● **Exercise**
Give all of the lines again, with nothing added or dropped.

● **Supplied records**
☆ ☆ ☆

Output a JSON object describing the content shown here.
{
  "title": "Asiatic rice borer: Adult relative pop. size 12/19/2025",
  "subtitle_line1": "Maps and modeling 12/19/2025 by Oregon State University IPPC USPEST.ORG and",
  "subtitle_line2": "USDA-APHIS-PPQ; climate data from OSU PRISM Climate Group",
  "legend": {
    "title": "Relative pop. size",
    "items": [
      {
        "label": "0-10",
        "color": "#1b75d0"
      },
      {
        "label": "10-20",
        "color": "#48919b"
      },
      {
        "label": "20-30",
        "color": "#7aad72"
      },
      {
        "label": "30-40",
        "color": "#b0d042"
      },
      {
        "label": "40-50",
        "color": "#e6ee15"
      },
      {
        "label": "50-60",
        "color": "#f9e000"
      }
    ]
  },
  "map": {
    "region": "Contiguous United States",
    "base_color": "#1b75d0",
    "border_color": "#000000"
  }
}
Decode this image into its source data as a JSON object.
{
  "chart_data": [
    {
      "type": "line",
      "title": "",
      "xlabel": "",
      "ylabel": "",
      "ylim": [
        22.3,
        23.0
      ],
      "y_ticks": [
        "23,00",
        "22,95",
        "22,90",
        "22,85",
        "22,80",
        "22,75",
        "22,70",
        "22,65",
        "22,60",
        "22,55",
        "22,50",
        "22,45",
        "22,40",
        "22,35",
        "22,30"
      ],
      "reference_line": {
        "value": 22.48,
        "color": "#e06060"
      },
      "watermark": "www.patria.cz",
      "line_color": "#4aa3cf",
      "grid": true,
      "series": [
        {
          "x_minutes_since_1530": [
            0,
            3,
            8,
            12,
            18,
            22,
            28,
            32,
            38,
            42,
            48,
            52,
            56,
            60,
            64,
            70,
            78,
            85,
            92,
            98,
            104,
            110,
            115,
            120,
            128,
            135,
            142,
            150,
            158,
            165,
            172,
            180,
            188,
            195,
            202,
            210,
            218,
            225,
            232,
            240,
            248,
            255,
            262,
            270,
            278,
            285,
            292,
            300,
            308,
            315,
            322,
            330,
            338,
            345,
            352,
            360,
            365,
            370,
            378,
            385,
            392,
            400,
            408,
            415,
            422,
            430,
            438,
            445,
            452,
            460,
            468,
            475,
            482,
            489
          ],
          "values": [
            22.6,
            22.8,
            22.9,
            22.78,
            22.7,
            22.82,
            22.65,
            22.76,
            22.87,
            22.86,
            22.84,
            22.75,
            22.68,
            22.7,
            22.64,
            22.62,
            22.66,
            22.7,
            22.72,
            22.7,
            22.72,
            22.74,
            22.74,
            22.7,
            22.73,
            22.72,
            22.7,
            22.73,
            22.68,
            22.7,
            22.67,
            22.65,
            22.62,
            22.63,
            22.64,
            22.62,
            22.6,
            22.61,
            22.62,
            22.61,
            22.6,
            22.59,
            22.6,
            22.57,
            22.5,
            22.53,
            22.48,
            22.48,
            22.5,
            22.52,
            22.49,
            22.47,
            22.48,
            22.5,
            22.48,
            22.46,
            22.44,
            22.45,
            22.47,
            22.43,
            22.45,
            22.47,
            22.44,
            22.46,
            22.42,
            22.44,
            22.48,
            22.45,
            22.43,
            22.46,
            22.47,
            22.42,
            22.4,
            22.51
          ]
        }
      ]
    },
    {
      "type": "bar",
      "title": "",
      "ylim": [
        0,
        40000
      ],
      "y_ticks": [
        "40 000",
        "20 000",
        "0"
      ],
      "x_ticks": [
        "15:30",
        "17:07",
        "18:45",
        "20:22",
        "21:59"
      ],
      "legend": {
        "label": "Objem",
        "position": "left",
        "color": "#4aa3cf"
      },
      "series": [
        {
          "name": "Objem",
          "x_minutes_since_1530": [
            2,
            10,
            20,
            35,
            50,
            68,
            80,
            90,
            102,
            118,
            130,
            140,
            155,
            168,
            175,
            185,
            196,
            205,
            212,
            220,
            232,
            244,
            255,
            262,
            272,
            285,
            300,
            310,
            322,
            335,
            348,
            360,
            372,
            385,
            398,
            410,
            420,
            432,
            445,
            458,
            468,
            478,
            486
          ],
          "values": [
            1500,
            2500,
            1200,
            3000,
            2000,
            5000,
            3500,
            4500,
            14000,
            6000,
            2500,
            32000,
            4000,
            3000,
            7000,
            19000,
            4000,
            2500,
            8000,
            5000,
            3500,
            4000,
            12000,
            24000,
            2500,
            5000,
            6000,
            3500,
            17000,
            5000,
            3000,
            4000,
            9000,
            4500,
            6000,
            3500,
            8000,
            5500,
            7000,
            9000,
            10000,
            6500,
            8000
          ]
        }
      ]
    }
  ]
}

☆ ☆ ☆

● **Expected answer**
Output a JSON object describing the content shown here.
{
  "title": "Asiatic rice borer: Adult relative pop. size 12/19/2025",
  "subtitle_line1": "Maps and modeling 12/19/2025 by Oregon State University IPPC USPEST.ORG and",
  "subtitle_line2": "USDA-APHIS-PPQ; climate data from OSU PRISM Climate Group",
  "legend": {
    "title": "Relative pop. size",
    "items": [
      {
        "label": "0-10",
        "color": "#1b75d0"
      },
      {
        "label": "10-20",
        "color": "#48919b"
      },
      {
        "label": "20-30",
        "color": "#7aad72"
      },
      {
        "label": "30-40",
        "color": "#b0d042"
      },
      {
        "label": "40-50",
        "color": "#e6ee15"
      },
      {
        "label": "50-60",
        "color": "#f9e000"
      }
    ]
  },
  "map": {
    "region": "Contiguous United States",
    "base_color": "#1b75d0",
    "border_color": "#000000"
  }
}
Decode this image into its source data as a JSON object.
{
  "chart_data": [
    {
      "type": "line",
      "title": "",
      "xlabel": "",
      "ylabel": "",
      "ylim": [
        22.3,
        23.0
      ],
      "y_ticks": [
        "23,00",
        "22,95",
        "22,90",
        "22,85",
        "22,80",
        "22,75",
        "22,70",
        "22,65",
        "22,60",
        "22,55",
        "22,50",
        "22,45",
        "22,40",
        "22,35",
        "22,30"
      ],
      "reference_line": {
        "value": 22.48,
        "color": "#e06060"
      },
      "watermark": "www.patria.cz",
      "line_color": "#4aa3cf",
      "grid": true,
      "series": [
        {
          "x_minutes_since_1530": [
            0,
            3,
            8,
            12,
            18,
            22,
            28,
            32,
            38,
            42,
            48,
            52,
            56,
            60,
            64,
            70,
            78,
            85,
            92,
            98,
            104,
            110,
            115,
            120,
            128,
            135,
            142,
            150,
            158,
            165,
            172,
            180,
            188,
            195,
            202,
            210,
            218,
            225,
            232,
            240,
            248,
            255,
            262,
            270,
            278,
            285,
            292,
            300,
            308,
            315,
            322,
            330,
            338,
            345,
            352,
            360,
            365,
            370,
            378,
            385,
            392,
            400,
            408,
            415,
            422,
            430,
            438,
            445,
            452,
            460,
            468,
            475,
            482,
            489
          ],
          "values": [
            22.6,
            22.8,
            22.9,
            22.78,
            22.7,
            22.82,
            22.65,
            22.76,
            22.87,
            22.86,
            22.84,
            22.75,
            22.68,
            22.7,
            22.64,
            22.62,
            22.66,
            22.7,
            22.72,
            22.7,
            22.72,
            22.74,
            22.74,
            22.7,
            22.73,
            22.72,
            22.7,
            22.73,
            22.68,
            22.7,
            22.67,
            22.65,
            22.62,
            22.63,
            22.64,
            22.62,
            22.6,
            22.61,
            22.62,
            22.61,
            22.6,
            22.59,
            22.6,
            22.57,
            22.5,
            22.53,
            22.48,
            22.48,
            22.5,
            22.52,
            22.49,
            22.47,
            22.48,
            22.5,
            22.48,
            22.46,
            22.44,
            22.45,
            22.47,
            22.43,
            22.45,
            22.47,
            22.44,
            22.46,
            22.42,
            22.44,
            22.48,
            22.45,
            22.43,
            22.46,
            22.47,
            22.42,
            22.4,
            22.51
          ]
        }
      ]
    },
    {
      "type": "bar",
      "title": "",
      "ylim": [
        0,
        40000
      ],
      "y_ticks": [
        "40 000",
        "20 000",
        "0"
      ],
      "x_ticks": [
        "15:30",
        "17:07",
        "18:45",
        "20:22",
        "21:59"
      ],
      "legend": {
        "label": "Objem",
        "position": "left",
        "color": "#4aa3cf"
      },
      "series": [
        {
          "name": "Objem",
          "x_minutes_since_1530": [
            2,
            10,
            20,
            35,
            50,
            68,
            80,
            90,
            102,
            118,
            130,
            140,
            155,
            168,
            175,
            185,
            196,
            205,
            212,
            220,
            232,
            244,
            255,
            262,
            272,
            285,
            300,
            310,
            322,
            335,
            348,
            360,
            372,
            385,
            398,
            410,
            420,
            432,
            445,
            458,
            468,
            478,
            486
          ],
          "values": [
            1500,
            2500,
            1200,
            3000,
            2000,
            5000,
            3500,
            4500,
            14000,
            6000,
            2500,
            32000,
            4000,
            3000,
            7000,
            19000,
            4000,
            2500,
            8000,
            5000,
            3500,
            4000,
            12000,
            24000,
            2500,
            5000,
            6000,
            3500,
            17000,
            5000,
            3000,
            4000,
            9000,
            4500,
            6000,
            3500,
            8000,
            5500,
            7000,
            9000,
            10000,
            6500,
            8000
          ]
        }
      ]
    }
  ]
}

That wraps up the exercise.